*Work to do:*
Output the material below unchanged, apart from leaving out the pictures.

*Data lines:*
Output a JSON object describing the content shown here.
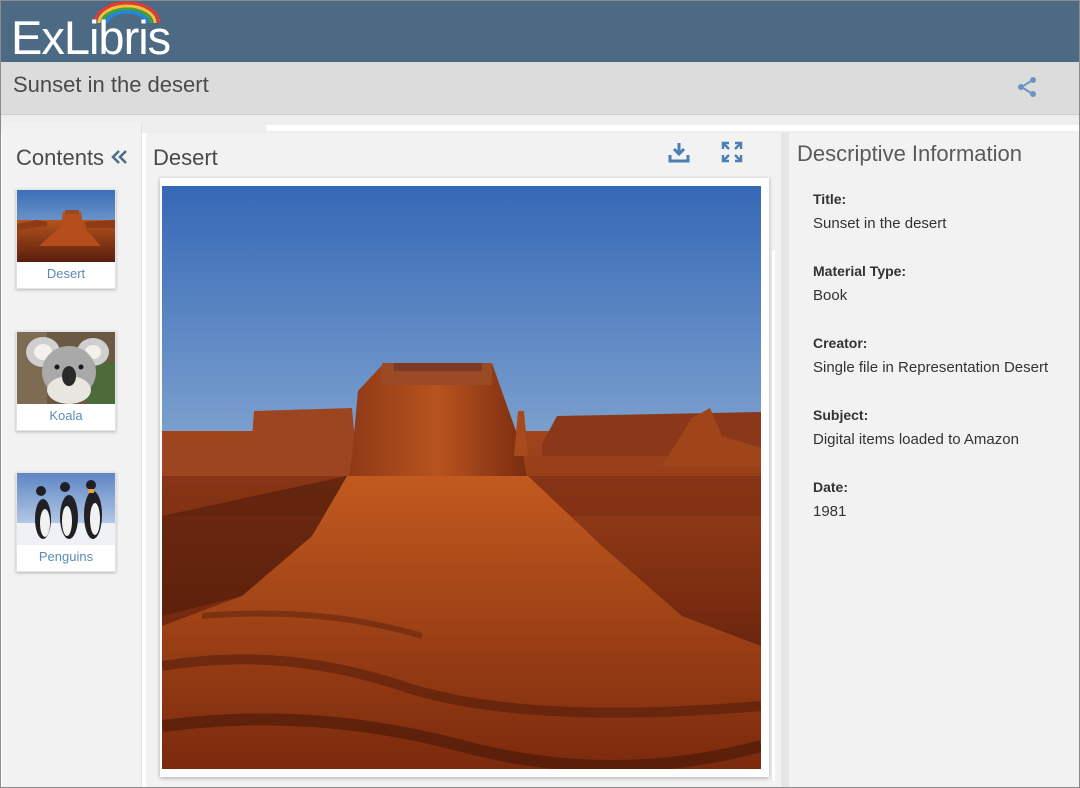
{
  "header": {
    "logo_text": "ExLibris",
    "title": "Sunset in the desert"
  },
  "contents": {
    "title": "Contents",
    "items": [
      {
        "label": "Desert"
      },
      {
        "label": "Koala"
      },
      {
        "label": "Penguins"
      }
    ]
  },
  "viewer": {
    "title": "Desert"
  },
  "info": {
    "title": "Descriptive Information",
    "fields": [
      {
        "label": "Title:",
        "value": "Sunset in the desert"
      },
      {
        "label": "Material Type:",
        "value": "Book"
      },
      {
        "label": "Creator:",
        "value": "Single file in Representation Desert"
      },
      {
        "label": "Subject:",
        "value": "Digital items loaded to Amazon"
      },
      {
        "label": "Date:",
        "value": "1981"
      }
    ]
  },
  "colors": {
    "header_bg": "#4d6a85",
    "accent": "#5b8bb8"
  }
}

*Full solution:*
Output a JSON object describing the content shown here.
{
  "header": {
    "logo_text": "ExLibris",
    "title": "Sunset in the desert"
  },
  "contents": {
    "title": "Contents",
    "items": [
      {
        "label": "Desert"
      },
      {
        "label": "Koala"
      },
      {
        "label": "Penguins"
      }
    ]
  },
  "viewer": {
    "title": "Desert"
  },
  "info": {
    "title": "Descriptive Information",
    "fields": [
      {
        "label": "Title:",
        "value": "Sunset in the desert"
      },
      {
        "label": "Material Type:",
        "value": "Book"
      },
      {
        "label": "Creator:",
        "value": "Single file in Representation Desert"
      },
      {
        "label": "Subject:",
        "value": "Digital items loaded to Amazon"
      },
      {
        "label": "Date:",
        "value": "1981"
      }
    ]
  },
  "colors": {
    "header_bg": "#4d6a85",
    "accent": "#5b8bb8"
  }
}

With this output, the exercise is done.